# Task details
Output the lines that follow exactly as they are.

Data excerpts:
+ + + + + + +

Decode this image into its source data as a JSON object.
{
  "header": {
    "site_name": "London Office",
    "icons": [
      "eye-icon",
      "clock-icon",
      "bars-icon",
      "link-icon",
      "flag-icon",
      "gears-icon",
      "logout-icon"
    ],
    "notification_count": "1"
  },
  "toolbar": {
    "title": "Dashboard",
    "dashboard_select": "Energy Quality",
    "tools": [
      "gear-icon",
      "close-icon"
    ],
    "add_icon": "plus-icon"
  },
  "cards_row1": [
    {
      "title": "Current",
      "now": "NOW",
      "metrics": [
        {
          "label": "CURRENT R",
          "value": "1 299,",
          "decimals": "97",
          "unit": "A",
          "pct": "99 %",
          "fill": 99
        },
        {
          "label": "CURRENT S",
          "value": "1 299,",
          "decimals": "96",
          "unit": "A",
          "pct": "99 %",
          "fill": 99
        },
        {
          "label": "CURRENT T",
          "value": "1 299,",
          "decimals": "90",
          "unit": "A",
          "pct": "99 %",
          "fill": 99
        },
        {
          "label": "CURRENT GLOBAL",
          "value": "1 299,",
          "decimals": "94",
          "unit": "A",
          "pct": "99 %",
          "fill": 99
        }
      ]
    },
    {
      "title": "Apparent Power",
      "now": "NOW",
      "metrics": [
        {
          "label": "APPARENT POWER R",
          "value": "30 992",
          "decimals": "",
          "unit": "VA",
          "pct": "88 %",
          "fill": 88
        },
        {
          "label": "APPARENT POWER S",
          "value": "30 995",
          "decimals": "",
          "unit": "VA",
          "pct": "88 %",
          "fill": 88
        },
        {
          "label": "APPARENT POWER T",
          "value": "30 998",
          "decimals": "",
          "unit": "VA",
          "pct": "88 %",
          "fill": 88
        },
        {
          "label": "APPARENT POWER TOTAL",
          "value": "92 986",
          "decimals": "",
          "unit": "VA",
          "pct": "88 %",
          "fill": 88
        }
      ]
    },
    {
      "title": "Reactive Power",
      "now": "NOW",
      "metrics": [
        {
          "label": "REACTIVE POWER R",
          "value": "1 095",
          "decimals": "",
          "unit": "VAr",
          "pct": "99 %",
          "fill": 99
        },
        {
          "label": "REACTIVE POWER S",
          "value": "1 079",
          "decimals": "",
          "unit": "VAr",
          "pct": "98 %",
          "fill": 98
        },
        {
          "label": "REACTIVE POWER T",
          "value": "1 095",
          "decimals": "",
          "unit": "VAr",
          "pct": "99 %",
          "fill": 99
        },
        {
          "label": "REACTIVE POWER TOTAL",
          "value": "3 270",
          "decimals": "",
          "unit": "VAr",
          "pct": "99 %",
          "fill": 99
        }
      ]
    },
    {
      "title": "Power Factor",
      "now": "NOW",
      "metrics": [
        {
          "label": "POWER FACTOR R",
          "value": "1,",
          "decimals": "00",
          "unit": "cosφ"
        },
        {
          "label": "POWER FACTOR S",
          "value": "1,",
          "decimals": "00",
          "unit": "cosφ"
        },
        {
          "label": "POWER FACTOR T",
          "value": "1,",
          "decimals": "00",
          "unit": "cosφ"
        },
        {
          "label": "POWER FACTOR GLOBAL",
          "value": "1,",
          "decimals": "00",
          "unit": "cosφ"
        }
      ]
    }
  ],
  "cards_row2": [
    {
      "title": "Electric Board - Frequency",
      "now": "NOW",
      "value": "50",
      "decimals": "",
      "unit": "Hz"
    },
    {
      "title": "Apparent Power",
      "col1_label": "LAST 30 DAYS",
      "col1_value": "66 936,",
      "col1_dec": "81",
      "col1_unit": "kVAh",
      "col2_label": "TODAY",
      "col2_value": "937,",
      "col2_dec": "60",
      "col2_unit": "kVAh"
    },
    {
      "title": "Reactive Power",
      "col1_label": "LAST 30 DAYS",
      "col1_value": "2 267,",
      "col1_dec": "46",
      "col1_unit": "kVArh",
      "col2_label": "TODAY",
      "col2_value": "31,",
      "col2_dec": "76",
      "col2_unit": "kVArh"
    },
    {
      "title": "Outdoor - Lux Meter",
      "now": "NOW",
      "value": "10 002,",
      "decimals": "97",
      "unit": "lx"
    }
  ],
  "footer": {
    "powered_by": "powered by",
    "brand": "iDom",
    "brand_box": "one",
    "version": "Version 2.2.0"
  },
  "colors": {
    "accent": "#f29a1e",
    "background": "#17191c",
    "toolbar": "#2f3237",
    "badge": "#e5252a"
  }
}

+ + + + + + +

# Solved problem
Decode this image into its source data as a JSON object.
{
  "header": {
    "site_name": "London Office",
    "icons": [
      "eye-icon",
      "clock-icon",
      "bars-icon",
      "link-icon",
      "flag-icon",
      "gears-icon",
      "logout-icon"
    ],
    "notification_count": "1"
  },
  "toolbar": {
    "title": "Dashboard",
    "dashboard_select": "Energy Quality",
    "tools": [
      "gear-icon",
      "close-icon"
    ],
    "add_icon": "plus-icon"
  },
  "cards_row1": [
    {
      "title": "Current",
      "now": "NOW",
      "metrics": [
        {
          "label": "CURRENT R",
          "value": "1 299,",
          "decimals": "97",
          "unit": "A",
          "pct": "99 %",
          "fill": 99
        },
        {
          "label": "CURRENT S",
          "value": "1 299,",
          "decimals": "96",
          "unit": "A",
          "pct": "99 %",
          "fill": 99
        },
        {
          "label": "CURRENT T",
          "value": "1 299,",
          "decimals": "90",
          "unit": "A",
          "pct": "99 %",
          "fill": 99
        },
        {
          "label": "CURRENT GLOBAL",
          "value": "1 299,",
          "decimals": "94",
          "unit": "A",
          "pct": "99 %",
          "fill": 99
        }
      ]
    },
    {
      "title": "Apparent Power",
      "now": "NOW",
      "metrics": [
        {
          "label": "APPARENT POWER R",
          "value": "30 992",
          "decimals": "",
          "unit": "VA",
          "pct": "88 %",
          "fill": 88
        },
        {
          "label": "APPARENT POWER S",
          "value": "30 995",
          "decimals": "",
          "unit": "VA",
          "pct": "88 %",
          "fill": 88
        },
        {
          "label": "APPARENT POWER T",
          "value": "30 998",
          "decimals": "",
          "unit": "VA",
          "pct": "88 %",
          "fill": 88
        },
        {
          "label": "APPARENT POWER TOTAL",
          "value": "92 986",
          "decimals": "",
          "unit": "VA",
          "pct": "88 %",
          "fill": 88
        }
      ]
    },
    {
      "title": "Reactive Power",
      "now": "NOW",
      "metrics": [
        {
          "label": "REACTIVE POWER R",
          "value": "1 095",
          "decimals": "",
          "unit": "VAr",
          "pct": "99 %",
          "fill": 99
        },
        {
          "label": "REACTIVE POWER S",
          "value": "1 079",
          "decimals": "",
          "unit": "VAr",
          "pct": "98 %",
          "fill": 98
        },
        {
          "label": "REACTIVE POWER T",
          "value": "1 095",
          "decimals": "",
          "unit": "VAr",
          "pct": "99 %",
          "fill": 99
        },
        {
          "label": "REACTIVE POWER TOTAL",
          "value": "3 270",
          "decimals": "",
          "unit": "VAr",
          "pct": "99 %",
          "fill": 99
        }
      ]
    },
    {
      "title": "Power Factor",
      "now": "NOW",
      "metrics": [
        {
          "label": "POWER FACTOR R",
          "value": "1,",
          "decimals": "00",
          "unit": "cosφ"
        },
        {
          "label": "POWER FACTOR S",
          "value": "1,",
          "decimals": "00",
          "unit": "cosφ"
        },
        {
          "label": "POWER FACTOR T",
          "value": "1,",
          "decimals": "00",
          "unit": "cosφ"
        },
        {
          "label": "POWER FACTOR GLOBAL",
          "value": "1,",
          "decimals": "00",
          "unit": "cosφ"
        }
      ]
    }
  ],
  "cards_row2": [
    {
      "title": "Electric Board - Frequency",
      "now": "NOW",
      "value": "50",
      "decimals": "",
      "unit": "Hz"
    },
    {
      "title": "Apparent Power",
      "col1_label": "LAST 30 DAYS",
      "col1_value": "66 936,",
      "col1_dec": "81",
      "col1_unit": "kVAh",
      "col2_label": "TODAY",
      "col2_value": "937,",
      "col2_dec": "60",
      "col2_unit": "kVAh"
    },
    {
      "title": "Reactive Power",
      "col1_label": "LAST 30 DAYS",
      "col1_value": "2 267,",
      "col1_dec": "46",
      "col1_unit": "kVArh",
      "col2_label": "TODAY",
      "col2_value": "31,",
      "col2_dec": "76",
      "col2_unit": "kVArh"
    },
    {
      "title": "Outdoor - Lux Meter",
      "now": "NOW",
      "value": "10 002,",
      "decimals": "97",
      "unit": "lx"
    }
  ],
  "footer": {
    "powered_by": "powered by",
    "brand": "iDom",
    "brand_box": "one",
    "version": "Version 2.2.0"
  },
  "colors": {
    "accent": "#f29a1e",
    "background": "#17191c",
    "toolbar": "#2f3237",
    "badge": "#e5252a"
  }
}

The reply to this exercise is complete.